§ Directive
Output all entries verbatim. Skip pictures.

[Material for this task start]

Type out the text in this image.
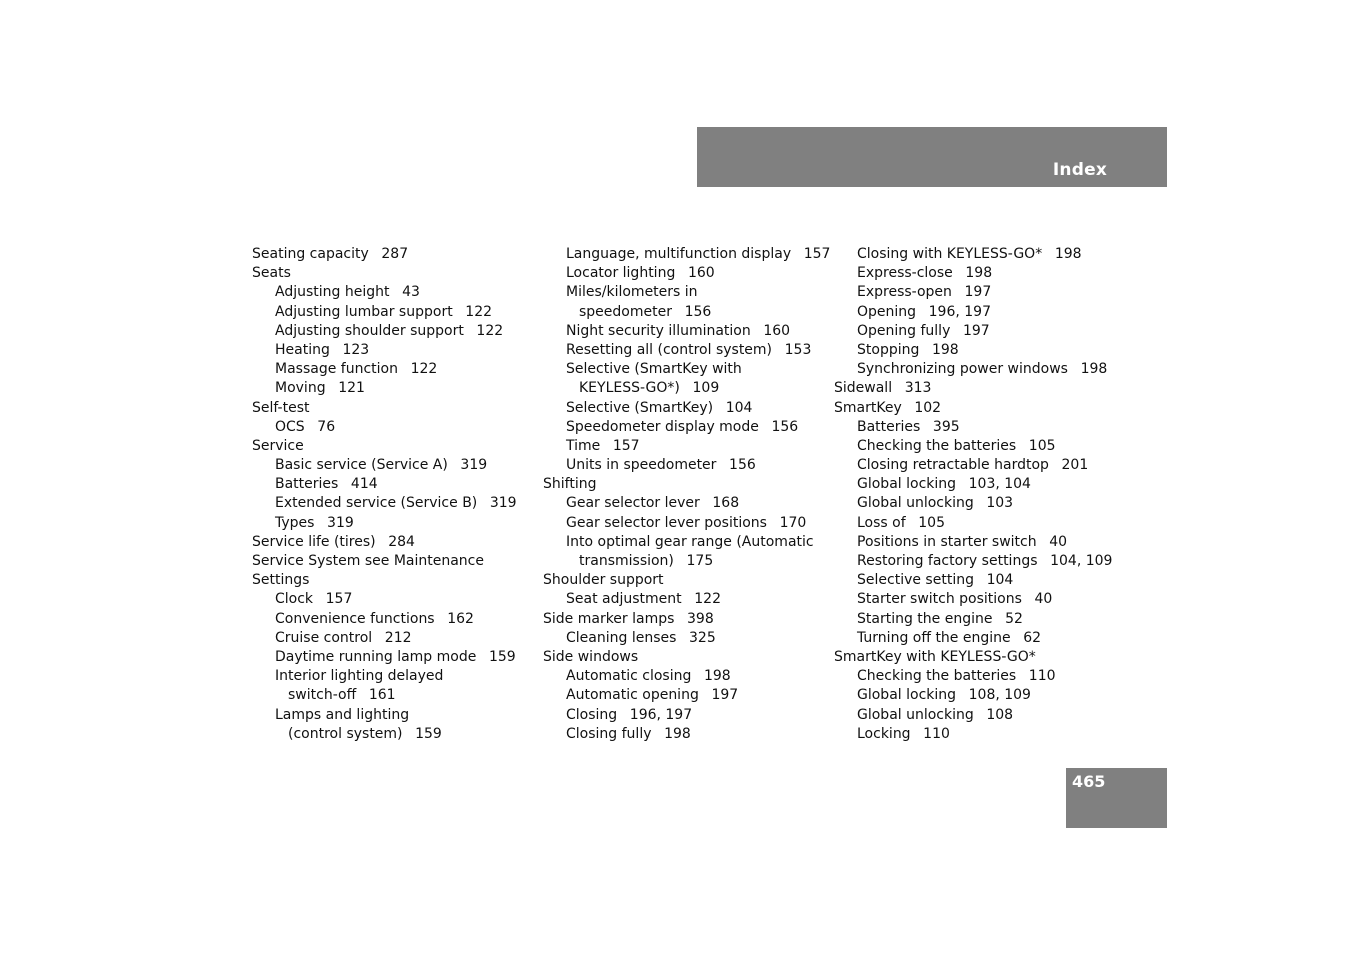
Index
Seating capacity 287
Seats
Adjusting height 43
Adjusting lumbar support 122
Adjusting shoulder support 122
Heating 123
Massage function 122
Moving 121
Self-test
OCS 76
Service
Basic service (Service A) 319
Batteries 414
Extended service (Service B) 319
Types 319
Service life (tires) 284
Service System see Maintenance
Settings
Clock 157
Convenience functions 162
Cruise control 212
Daytime running lamp mode 159
Interior lighting delayed
switch-off 161
Lamps and lighting
(control system) 159
Language, multifunction display 157
Locator lighting 160
Miles/kilometers in
speedometer 156
Night security illumination 160
Resetting all (control system) 153
Selective (SmartKey with
KEYLESS-GO*) 109
Selective (SmartKey) 104
Speedometer display mode 156
Time 157
Units in speedometer 156
Shifting
Gear selector lever 168
Gear selector lever positions 170
Into optimal gear range (Automatic
transmission) 175
Shoulder support
Seat adjustment 122
Side marker lamps 398
Cleaning lenses 325
Side windows
Automatic closing 198
Automatic opening 197
Closing 196, 197
Closing fully 198
Closing with KEYLESS-GO* 198
Express-close 198
Express-open 197
Opening 196, 197
Opening fully 197
Stopping 198
Synchronizing power windows 198
Sidewall 313
SmartKey 102
Batteries 395
Checking the batteries 105
Closing retractable hardtop 201
Global locking 103, 104
Global unlocking 103
Loss of 105
Positions in starter switch 40
Restoring factory settings 104, 109
Selective setting 104
Starter switch positions 40
Starting the engine 52
Turning off the engine 62
SmartKey with KEYLESS-GO*
Checking the batteries 110
Global locking 108, 109
Global unlocking 108
Locking 110
465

[Material for this task end]

§ Reply to the task
Type out the text in this image.
Index
Seating capacity 287
Seats
Adjusting height 43
Adjusting lumbar support 122
Adjusting shoulder support 122
Heating 123
Massage function 122
Moving 121
Self-test
OCS 76
Service
Basic service (Service A) 319
Batteries 414
Extended service (Service B) 319
Types 319
Service life (tires) 284
Service System see Maintenance
Settings
Clock 157
Convenience functions 162
Cruise control 212
Daytime running lamp mode 159
Interior lighting delayed
switch-off 161
Lamps and lighting
(control system) 159
Language, multifunction display 157
Locator lighting 160
Miles/kilometers in
speedometer 156
Night security illumination 160
Resetting all (control system) 153
Selective (SmartKey with
KEYLESS-GO*) 109
Selective (SmartKey) 104
Speedometer display mode 156
Time 157
Units in speedometer 156
Shifting
Gear selector lever 168
Gear selector lever positions 170
Into optimal gear range (Automatic
transmission) 175
Shoulder support
Seat adjustment 122
Side marker lamps 398
Cleaning lenses 325
Side windows
Automatic closing 198
Automatic opening 197
Closing 196, 197
Closing fully 198
Closing with KEYLESS-GO* 198
Express-close 198
Express-open 197
Opening 196, 197
Opening fully 197
Stopping 198
Synchronizing power windows 198
Sidewall 313
SmartKey 102
Batteries 395
Checking the batteries 105
Closing retractable hardtop 201
Global locking 103, 104
Global unlocking 103
Loss of 105
Positions in starter switch 40
Restoring factory settings 104, 109
Selective setting 104
Starter switch positions 40
Starting the engine 52
Turning off the engine 62
SmartKey with KEYLESS-GO*
Checking the batteries 110
Global locking 108, 109
Global unlocking 108
Locking 110
465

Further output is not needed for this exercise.